» **Written exercise**
Extract all lines that hold "this" from the records below.

» **Extracted records**
┄┄┄┄┄┄┄┄┄┄┄┄┄┄┄┄┄┄┄┄

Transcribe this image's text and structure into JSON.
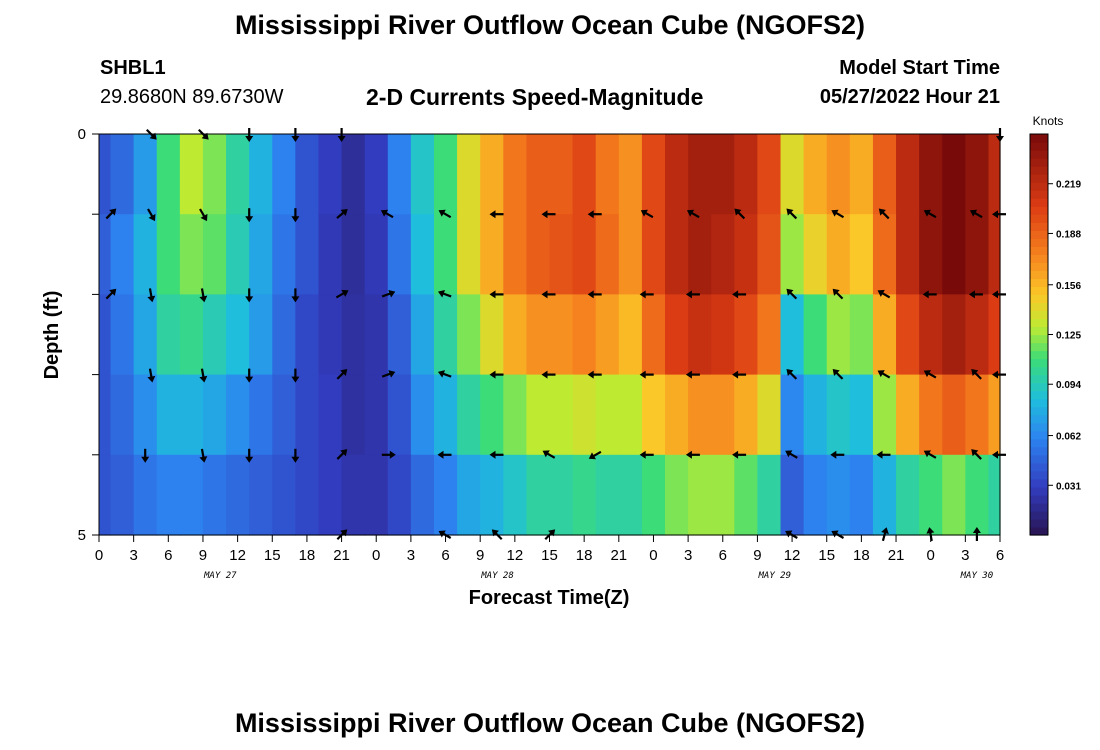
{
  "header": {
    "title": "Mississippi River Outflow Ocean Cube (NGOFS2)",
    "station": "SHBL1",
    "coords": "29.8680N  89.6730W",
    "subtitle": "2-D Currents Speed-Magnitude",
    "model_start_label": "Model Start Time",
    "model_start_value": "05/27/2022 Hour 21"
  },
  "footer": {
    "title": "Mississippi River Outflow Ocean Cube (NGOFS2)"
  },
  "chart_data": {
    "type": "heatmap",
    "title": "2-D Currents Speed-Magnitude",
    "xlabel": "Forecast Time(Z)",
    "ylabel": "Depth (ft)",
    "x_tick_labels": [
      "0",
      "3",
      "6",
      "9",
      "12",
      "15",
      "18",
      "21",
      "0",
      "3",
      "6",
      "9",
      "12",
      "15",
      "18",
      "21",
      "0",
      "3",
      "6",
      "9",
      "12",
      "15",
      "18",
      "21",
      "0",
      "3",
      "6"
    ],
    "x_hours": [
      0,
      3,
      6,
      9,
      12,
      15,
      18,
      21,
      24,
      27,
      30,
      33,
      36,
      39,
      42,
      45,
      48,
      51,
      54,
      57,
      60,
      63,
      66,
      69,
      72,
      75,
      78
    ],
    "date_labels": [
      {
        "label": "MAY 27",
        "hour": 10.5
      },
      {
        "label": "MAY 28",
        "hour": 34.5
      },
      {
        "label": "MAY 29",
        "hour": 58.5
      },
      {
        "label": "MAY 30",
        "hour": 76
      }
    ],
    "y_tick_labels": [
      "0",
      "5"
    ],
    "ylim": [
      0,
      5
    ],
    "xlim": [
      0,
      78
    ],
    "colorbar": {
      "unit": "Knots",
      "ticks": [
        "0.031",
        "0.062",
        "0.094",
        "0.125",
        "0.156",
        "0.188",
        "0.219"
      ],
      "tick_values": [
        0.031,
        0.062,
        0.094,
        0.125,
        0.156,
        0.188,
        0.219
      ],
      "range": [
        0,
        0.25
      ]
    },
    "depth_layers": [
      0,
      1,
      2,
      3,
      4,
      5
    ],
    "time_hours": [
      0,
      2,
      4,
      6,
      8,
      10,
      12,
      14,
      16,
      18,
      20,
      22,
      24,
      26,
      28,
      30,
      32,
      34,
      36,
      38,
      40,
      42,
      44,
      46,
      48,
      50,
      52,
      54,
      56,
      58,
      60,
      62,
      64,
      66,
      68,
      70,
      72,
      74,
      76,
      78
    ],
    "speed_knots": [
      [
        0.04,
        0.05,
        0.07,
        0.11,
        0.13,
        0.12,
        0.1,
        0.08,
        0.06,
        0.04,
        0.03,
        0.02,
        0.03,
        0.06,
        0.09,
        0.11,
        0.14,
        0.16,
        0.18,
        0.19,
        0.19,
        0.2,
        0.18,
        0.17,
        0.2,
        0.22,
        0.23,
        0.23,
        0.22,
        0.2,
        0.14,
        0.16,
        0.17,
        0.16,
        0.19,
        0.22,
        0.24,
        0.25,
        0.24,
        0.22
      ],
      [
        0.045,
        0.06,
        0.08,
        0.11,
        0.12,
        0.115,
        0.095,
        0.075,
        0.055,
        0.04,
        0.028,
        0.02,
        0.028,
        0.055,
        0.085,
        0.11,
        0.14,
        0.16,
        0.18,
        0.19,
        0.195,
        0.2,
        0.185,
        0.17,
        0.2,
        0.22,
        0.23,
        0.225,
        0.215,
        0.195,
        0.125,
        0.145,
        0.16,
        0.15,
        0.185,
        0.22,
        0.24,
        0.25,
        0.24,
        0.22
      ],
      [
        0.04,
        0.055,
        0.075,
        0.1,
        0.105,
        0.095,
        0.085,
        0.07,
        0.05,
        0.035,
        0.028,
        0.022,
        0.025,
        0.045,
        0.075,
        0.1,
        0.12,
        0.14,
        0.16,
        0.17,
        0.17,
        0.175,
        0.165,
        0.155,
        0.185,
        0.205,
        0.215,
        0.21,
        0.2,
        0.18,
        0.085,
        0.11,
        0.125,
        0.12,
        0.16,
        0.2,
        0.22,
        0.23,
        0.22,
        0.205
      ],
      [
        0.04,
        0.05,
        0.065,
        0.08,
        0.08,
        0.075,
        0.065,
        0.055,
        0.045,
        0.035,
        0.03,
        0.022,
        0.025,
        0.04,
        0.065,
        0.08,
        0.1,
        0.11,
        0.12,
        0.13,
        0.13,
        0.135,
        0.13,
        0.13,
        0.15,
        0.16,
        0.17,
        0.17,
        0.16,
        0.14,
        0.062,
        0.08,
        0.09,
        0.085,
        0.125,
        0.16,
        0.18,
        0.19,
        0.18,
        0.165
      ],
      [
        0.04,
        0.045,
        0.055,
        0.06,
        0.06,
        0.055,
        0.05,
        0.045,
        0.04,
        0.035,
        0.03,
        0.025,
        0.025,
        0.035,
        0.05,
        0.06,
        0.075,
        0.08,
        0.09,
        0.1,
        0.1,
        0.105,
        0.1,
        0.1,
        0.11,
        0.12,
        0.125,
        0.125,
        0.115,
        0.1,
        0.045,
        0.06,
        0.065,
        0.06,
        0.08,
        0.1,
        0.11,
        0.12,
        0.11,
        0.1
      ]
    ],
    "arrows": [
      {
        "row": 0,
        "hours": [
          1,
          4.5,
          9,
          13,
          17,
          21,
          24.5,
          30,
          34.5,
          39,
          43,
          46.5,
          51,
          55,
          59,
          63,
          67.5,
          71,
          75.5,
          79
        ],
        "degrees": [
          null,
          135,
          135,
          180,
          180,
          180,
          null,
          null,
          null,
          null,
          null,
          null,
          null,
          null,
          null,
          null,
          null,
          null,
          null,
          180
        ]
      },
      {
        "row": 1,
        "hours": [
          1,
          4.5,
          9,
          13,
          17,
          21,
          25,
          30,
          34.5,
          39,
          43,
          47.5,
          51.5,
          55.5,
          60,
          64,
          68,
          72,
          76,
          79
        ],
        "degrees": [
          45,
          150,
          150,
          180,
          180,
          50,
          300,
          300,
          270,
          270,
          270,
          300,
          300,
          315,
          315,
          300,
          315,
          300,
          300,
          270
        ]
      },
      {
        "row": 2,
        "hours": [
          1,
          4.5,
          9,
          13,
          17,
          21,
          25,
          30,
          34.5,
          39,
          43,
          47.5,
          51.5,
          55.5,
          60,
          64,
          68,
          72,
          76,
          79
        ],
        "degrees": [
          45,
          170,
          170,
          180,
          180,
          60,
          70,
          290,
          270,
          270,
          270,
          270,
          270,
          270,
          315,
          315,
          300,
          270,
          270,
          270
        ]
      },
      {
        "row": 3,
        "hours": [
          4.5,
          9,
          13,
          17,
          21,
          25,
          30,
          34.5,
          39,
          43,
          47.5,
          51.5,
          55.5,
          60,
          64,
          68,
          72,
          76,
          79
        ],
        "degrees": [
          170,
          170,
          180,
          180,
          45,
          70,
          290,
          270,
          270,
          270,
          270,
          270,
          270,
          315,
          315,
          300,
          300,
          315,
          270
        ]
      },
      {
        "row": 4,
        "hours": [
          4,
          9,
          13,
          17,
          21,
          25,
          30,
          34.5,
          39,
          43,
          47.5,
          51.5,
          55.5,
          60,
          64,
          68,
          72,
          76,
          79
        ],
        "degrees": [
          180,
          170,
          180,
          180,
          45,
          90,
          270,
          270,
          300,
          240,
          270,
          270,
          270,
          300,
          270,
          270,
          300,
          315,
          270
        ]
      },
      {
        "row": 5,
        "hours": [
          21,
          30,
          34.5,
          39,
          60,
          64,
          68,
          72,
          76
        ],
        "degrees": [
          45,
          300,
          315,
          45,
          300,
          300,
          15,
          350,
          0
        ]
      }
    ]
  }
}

┄┄┄┄┄┄┄┄┄┄┄┄┄┄┄┄┄┄┄┄

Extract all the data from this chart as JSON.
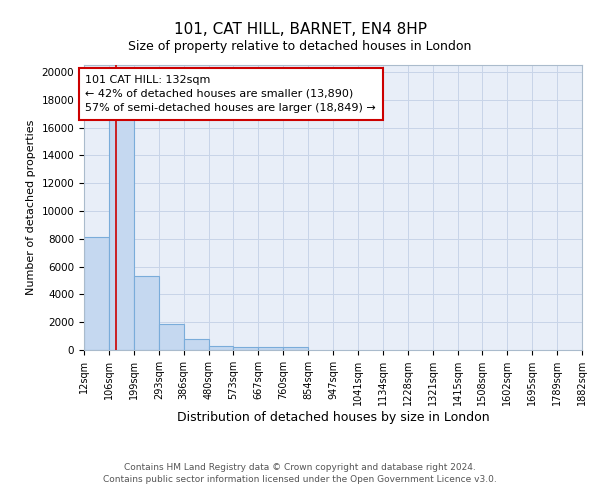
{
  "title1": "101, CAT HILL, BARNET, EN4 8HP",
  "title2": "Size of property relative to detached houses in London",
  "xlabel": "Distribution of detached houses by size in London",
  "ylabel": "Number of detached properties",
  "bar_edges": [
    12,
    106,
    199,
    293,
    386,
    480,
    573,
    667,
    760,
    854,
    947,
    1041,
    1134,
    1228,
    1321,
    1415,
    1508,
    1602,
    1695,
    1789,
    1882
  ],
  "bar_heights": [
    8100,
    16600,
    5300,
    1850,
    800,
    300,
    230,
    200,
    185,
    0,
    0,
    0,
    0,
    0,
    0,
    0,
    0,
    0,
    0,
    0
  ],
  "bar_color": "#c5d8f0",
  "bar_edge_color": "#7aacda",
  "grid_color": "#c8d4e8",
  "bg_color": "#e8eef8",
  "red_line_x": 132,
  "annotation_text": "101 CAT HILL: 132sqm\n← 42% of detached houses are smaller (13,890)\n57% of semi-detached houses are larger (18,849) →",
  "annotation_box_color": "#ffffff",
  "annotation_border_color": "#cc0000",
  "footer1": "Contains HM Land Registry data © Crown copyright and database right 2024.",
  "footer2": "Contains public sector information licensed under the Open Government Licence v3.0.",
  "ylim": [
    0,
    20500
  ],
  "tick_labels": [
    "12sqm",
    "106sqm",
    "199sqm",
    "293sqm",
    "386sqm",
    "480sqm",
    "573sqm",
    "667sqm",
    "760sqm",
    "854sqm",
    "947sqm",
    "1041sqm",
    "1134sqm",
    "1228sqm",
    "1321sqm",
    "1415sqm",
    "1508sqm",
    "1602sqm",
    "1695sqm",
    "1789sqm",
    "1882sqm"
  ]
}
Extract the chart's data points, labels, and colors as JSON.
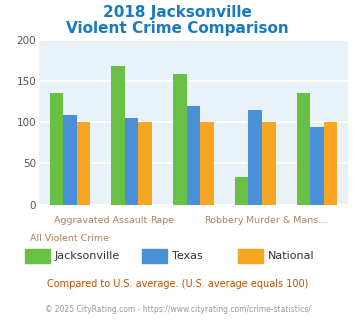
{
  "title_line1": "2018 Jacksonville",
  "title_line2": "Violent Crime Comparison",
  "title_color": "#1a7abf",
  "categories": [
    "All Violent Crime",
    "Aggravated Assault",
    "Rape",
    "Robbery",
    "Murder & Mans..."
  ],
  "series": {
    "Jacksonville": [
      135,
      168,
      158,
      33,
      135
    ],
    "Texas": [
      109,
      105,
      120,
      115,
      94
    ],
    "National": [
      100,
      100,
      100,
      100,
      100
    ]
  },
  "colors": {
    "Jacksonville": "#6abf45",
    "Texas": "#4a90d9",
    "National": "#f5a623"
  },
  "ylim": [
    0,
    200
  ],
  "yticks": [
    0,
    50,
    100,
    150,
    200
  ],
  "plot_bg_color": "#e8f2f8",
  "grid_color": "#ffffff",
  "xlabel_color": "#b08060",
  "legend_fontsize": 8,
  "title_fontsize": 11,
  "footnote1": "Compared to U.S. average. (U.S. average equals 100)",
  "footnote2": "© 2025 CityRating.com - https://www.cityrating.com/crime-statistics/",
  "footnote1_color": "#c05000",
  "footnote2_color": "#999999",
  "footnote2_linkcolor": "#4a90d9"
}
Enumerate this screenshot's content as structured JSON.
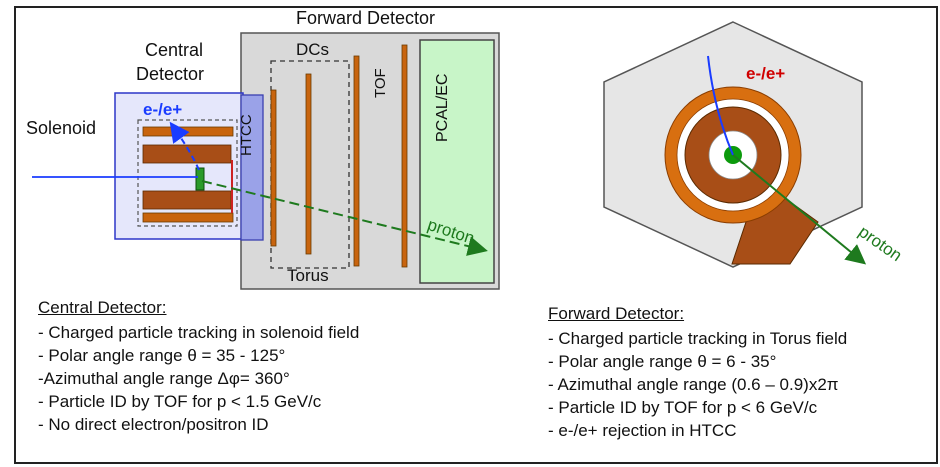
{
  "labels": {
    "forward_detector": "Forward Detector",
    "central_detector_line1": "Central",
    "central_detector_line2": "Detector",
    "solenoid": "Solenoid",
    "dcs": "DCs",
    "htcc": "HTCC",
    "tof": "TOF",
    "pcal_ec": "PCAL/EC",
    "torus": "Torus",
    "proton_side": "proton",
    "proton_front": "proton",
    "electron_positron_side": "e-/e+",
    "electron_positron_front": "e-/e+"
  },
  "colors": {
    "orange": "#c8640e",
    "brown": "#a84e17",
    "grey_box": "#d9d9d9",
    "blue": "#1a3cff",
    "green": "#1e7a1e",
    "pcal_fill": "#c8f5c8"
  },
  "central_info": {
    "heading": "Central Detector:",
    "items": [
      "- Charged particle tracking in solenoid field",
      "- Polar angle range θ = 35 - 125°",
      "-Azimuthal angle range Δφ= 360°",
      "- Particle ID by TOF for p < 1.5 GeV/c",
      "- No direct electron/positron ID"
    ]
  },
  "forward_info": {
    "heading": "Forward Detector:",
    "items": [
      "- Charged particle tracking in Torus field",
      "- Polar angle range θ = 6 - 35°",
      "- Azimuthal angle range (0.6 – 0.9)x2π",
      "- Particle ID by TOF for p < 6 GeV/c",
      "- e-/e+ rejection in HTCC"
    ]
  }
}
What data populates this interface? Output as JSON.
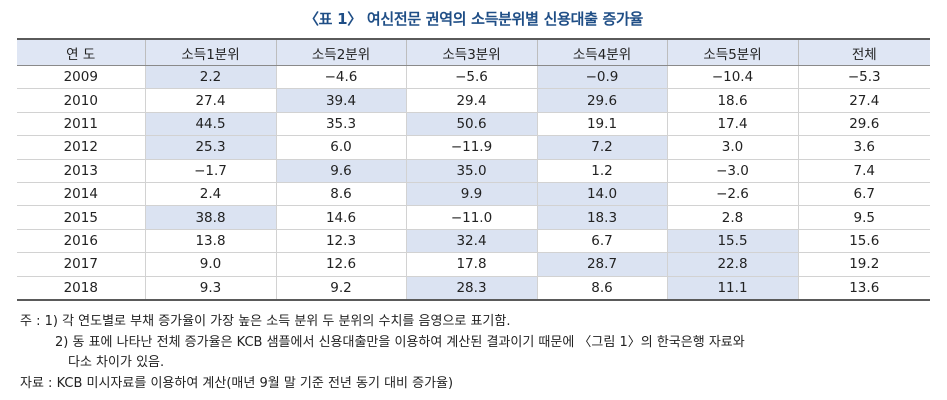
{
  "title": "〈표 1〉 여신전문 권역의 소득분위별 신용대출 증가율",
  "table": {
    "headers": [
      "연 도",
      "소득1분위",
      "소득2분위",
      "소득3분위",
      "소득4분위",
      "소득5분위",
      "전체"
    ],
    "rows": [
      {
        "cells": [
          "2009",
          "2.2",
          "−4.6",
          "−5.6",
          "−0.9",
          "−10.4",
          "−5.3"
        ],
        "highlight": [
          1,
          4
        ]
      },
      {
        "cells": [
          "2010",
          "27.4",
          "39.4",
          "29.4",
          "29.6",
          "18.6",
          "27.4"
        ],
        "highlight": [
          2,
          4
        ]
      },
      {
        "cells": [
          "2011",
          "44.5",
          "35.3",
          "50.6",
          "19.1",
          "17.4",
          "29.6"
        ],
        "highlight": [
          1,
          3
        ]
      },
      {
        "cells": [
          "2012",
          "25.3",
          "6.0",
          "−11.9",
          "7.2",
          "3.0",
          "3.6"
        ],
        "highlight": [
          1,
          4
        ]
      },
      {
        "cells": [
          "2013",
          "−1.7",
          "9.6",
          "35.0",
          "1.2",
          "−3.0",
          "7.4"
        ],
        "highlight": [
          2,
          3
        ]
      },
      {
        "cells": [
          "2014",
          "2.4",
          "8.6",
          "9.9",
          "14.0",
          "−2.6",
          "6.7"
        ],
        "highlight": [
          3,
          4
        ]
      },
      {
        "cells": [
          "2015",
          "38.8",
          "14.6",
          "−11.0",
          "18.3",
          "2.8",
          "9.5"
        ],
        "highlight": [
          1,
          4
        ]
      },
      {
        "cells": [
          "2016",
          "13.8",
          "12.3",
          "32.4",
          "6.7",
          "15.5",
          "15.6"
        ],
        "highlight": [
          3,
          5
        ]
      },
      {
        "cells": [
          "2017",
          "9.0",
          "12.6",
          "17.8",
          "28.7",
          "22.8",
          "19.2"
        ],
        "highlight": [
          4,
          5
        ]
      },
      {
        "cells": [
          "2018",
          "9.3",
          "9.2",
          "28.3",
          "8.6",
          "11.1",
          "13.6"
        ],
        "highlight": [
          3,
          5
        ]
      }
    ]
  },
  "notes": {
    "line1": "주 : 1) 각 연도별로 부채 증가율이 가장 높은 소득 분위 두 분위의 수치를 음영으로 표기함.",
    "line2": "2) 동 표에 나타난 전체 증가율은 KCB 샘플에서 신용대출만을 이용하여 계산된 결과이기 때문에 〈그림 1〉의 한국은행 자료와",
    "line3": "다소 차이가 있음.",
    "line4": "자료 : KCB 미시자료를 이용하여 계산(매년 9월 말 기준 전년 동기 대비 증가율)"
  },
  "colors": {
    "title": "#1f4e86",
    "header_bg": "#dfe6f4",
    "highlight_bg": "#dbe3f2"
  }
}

┄┄┄┄┄┄┄┄┄┄┄┄┄┄┄┄┄┄┄┄

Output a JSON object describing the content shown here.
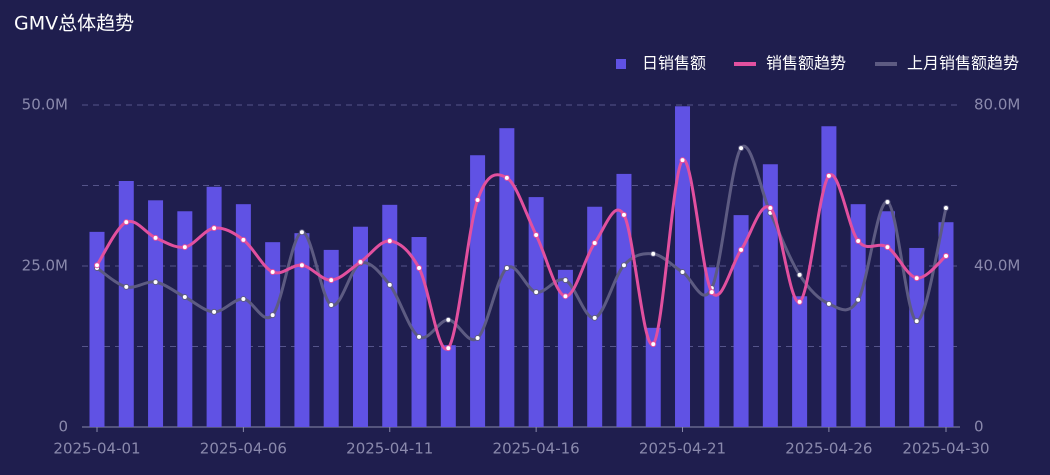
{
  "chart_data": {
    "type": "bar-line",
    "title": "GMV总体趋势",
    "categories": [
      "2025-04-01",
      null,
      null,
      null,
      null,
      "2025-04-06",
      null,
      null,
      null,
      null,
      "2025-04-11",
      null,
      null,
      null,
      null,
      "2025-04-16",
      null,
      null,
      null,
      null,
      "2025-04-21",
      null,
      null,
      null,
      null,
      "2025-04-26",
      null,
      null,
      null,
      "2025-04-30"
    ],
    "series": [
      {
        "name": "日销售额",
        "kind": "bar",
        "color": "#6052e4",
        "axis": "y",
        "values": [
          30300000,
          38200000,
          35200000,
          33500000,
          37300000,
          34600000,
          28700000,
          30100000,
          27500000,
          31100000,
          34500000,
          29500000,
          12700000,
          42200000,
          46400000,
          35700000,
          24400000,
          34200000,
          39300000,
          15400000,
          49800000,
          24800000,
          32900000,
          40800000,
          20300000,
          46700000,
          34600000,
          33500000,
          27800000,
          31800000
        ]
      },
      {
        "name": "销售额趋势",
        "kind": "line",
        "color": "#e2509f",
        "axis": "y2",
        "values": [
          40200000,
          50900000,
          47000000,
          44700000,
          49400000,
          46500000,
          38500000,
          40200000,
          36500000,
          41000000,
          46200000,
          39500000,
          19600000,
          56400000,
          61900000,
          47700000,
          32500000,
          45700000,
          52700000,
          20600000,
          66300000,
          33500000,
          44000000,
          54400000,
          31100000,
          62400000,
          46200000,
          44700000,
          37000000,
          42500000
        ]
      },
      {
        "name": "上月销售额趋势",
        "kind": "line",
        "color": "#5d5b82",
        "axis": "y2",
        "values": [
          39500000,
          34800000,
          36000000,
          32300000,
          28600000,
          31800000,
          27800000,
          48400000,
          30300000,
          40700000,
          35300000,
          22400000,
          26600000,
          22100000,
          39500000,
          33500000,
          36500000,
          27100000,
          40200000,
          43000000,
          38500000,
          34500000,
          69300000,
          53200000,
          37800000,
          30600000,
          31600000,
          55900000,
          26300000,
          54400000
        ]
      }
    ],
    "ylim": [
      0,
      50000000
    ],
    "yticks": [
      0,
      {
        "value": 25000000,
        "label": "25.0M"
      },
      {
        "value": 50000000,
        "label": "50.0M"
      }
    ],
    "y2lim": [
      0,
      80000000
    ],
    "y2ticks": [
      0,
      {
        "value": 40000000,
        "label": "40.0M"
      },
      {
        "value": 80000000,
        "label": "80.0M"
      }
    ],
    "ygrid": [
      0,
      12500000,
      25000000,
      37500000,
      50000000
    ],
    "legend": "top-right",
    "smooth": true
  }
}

┄┄┄┄┄┄┄┄┄┄┄┄┄┄┄┄┄┄┄┄

» **Correct result**
Transcribe this image's text and structure into JSON.
Extract all the data from this chart as JSON.
Enumerate this screenshot's content as structured JSON.
What data populates this interface? Output as JSON.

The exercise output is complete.